From the listing below, select every line where the word "null" appears.

_ _ _ _ _

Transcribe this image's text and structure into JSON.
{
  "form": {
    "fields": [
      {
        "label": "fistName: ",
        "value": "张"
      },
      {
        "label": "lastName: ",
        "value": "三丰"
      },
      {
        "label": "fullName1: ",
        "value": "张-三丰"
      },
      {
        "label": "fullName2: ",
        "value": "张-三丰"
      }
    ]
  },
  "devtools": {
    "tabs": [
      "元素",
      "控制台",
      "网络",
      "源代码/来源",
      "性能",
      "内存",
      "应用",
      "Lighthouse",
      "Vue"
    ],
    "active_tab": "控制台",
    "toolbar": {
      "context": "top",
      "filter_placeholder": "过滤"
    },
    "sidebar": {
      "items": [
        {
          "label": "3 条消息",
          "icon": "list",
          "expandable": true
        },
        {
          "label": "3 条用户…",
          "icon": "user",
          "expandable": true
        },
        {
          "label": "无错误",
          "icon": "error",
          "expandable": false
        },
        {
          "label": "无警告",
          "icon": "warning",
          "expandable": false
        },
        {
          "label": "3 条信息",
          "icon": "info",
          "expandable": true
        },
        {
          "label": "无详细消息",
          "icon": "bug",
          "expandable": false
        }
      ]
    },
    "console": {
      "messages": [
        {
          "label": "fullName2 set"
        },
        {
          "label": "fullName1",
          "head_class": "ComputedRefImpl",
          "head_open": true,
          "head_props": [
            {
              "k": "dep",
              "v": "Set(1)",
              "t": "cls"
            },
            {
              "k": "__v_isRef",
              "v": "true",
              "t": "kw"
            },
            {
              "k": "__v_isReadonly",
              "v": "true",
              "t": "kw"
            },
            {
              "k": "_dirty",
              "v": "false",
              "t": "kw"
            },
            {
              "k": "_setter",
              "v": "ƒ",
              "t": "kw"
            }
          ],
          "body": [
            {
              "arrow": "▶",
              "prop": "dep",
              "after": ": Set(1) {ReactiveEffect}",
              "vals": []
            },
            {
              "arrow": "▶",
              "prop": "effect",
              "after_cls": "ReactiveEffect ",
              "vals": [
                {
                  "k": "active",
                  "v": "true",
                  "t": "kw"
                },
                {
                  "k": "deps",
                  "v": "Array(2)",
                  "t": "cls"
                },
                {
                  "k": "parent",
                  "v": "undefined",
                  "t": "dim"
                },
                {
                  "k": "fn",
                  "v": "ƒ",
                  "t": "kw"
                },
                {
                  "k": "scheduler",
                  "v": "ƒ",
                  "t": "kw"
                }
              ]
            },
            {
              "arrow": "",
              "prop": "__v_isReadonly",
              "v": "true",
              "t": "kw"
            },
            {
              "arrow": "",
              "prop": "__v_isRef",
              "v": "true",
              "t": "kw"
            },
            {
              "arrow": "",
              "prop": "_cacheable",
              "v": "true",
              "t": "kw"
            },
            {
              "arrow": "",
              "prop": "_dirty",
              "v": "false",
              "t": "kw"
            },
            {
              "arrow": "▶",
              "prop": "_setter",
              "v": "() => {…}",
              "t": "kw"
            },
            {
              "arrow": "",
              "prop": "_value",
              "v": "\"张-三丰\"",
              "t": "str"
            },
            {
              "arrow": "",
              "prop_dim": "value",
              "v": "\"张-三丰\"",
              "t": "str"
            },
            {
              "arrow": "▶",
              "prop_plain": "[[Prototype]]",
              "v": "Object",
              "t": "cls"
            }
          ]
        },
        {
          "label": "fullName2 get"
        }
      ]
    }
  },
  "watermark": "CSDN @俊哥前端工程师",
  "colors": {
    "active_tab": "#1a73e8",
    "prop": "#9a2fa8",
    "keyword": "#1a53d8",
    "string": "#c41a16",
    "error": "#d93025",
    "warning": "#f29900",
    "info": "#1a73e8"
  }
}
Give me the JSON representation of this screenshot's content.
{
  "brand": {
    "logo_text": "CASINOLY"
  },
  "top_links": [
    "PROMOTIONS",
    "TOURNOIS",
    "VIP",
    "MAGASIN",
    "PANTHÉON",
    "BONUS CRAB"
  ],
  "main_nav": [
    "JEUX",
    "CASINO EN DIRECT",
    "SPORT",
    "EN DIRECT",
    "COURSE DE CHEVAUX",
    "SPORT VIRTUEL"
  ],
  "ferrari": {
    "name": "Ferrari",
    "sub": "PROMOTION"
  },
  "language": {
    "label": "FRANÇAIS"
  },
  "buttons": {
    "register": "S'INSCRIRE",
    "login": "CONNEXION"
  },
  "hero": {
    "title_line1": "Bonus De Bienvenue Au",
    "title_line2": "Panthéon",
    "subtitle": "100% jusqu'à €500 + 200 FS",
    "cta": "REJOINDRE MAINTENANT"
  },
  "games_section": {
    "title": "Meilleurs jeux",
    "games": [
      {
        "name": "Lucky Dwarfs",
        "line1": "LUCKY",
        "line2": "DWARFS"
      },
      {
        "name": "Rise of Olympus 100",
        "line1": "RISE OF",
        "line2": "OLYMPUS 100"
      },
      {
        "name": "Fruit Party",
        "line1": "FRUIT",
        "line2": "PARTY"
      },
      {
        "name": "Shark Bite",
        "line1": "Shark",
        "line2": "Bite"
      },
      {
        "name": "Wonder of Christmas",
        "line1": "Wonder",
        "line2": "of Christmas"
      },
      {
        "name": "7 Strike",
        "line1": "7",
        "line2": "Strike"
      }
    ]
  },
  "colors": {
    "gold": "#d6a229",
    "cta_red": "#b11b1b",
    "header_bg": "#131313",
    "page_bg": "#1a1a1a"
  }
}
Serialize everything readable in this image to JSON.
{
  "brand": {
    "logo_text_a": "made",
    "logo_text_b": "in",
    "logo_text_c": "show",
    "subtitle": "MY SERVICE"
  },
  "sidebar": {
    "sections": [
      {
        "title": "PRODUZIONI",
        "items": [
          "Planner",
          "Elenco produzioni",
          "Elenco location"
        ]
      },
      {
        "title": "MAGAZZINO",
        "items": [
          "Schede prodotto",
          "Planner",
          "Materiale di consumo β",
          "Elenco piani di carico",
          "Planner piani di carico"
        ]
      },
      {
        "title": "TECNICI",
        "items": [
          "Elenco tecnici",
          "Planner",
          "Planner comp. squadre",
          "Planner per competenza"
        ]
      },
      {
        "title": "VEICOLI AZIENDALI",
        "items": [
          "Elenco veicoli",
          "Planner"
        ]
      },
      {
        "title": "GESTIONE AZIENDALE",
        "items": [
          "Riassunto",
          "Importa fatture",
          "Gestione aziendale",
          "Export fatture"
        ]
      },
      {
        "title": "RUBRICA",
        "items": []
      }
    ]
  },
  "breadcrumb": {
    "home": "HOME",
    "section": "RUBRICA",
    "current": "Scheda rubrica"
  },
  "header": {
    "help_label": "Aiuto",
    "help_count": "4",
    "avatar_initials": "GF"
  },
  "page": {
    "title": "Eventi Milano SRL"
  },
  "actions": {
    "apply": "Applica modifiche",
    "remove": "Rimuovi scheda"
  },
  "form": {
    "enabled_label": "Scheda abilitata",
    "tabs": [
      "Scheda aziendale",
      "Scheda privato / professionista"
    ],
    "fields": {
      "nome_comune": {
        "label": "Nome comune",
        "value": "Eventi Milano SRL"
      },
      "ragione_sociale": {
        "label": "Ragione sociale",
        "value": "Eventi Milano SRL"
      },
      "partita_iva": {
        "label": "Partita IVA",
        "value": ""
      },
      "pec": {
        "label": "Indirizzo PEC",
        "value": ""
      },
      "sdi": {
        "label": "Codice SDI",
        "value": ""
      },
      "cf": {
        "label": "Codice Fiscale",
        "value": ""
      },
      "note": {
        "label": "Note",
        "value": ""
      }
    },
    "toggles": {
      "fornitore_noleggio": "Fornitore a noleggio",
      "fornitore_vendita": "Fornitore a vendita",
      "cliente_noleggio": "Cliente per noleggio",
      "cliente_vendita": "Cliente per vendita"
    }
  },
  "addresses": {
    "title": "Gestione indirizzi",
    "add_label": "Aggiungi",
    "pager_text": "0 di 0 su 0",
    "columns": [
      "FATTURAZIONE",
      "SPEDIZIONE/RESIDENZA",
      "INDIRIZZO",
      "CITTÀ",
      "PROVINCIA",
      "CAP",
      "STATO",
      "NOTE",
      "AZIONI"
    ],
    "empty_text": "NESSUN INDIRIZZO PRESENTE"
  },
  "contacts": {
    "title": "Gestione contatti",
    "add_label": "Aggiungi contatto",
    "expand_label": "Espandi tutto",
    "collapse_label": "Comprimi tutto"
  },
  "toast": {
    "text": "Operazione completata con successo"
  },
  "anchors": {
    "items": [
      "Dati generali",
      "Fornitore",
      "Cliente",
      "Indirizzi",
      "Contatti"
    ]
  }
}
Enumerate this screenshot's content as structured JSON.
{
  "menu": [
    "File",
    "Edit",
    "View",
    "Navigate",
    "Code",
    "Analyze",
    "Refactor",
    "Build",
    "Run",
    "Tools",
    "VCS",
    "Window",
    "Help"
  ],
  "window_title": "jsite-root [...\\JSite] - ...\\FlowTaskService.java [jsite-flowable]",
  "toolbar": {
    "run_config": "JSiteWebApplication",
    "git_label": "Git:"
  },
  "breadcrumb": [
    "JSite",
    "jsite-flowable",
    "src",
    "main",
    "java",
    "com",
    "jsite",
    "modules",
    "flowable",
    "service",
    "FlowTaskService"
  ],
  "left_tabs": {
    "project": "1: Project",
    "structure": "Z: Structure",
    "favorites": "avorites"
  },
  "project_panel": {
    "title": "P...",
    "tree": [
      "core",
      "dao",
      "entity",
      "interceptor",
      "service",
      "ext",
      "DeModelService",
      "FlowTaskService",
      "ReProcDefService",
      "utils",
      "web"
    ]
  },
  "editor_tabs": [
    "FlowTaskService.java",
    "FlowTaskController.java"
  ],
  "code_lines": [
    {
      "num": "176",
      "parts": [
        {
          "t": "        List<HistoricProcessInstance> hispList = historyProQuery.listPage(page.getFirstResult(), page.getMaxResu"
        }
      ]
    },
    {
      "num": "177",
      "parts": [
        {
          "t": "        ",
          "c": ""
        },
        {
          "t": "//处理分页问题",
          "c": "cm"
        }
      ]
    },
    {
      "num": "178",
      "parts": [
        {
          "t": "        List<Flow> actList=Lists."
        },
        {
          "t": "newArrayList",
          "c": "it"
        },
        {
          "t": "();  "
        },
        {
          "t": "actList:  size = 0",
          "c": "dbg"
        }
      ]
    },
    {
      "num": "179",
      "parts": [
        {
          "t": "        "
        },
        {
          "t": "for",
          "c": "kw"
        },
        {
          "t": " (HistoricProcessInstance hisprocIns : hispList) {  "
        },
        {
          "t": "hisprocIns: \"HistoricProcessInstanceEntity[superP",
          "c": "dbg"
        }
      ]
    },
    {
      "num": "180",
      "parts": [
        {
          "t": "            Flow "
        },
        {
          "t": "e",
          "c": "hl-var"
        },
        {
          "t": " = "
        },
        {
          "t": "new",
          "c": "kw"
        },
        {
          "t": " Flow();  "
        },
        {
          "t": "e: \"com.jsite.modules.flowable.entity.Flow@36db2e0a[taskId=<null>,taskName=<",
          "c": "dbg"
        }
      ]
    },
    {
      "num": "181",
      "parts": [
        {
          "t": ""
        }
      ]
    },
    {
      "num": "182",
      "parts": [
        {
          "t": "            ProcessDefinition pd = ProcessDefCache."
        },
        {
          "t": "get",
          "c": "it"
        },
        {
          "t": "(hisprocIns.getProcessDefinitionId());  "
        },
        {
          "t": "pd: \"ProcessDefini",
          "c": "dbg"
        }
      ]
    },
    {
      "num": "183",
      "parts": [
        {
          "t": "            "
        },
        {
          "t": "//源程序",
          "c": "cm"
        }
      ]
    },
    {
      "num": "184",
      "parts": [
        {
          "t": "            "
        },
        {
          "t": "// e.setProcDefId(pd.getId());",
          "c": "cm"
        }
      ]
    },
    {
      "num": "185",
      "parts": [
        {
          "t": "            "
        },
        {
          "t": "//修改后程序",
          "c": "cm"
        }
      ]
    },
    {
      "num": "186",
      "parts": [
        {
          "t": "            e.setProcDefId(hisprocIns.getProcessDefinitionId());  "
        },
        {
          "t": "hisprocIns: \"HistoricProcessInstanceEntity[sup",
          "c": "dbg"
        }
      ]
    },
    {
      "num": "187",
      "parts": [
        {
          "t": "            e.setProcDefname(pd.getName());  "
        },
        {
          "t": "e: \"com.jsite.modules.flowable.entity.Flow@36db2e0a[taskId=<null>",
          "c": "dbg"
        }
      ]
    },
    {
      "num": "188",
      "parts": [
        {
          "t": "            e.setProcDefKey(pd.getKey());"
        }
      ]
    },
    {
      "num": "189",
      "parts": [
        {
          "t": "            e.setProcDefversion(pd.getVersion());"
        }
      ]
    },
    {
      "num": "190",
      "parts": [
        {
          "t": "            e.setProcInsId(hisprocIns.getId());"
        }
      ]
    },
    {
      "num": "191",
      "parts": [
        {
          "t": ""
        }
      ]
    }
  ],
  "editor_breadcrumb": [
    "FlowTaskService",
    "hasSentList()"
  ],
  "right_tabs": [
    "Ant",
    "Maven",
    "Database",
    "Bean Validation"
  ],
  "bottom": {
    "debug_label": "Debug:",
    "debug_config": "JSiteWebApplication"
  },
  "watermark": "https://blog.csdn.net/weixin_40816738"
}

_ _ _ _ _

**FINAL RESULT**
          "t": "e: \"com.jsite.modules.flowable.entity.Flow@36db2e0a[taskId=<null>,taskName=<",
          "t": "e: \"com.jsite.modules.flowable.entity.Flow@36db2e0a[taskId=<null>",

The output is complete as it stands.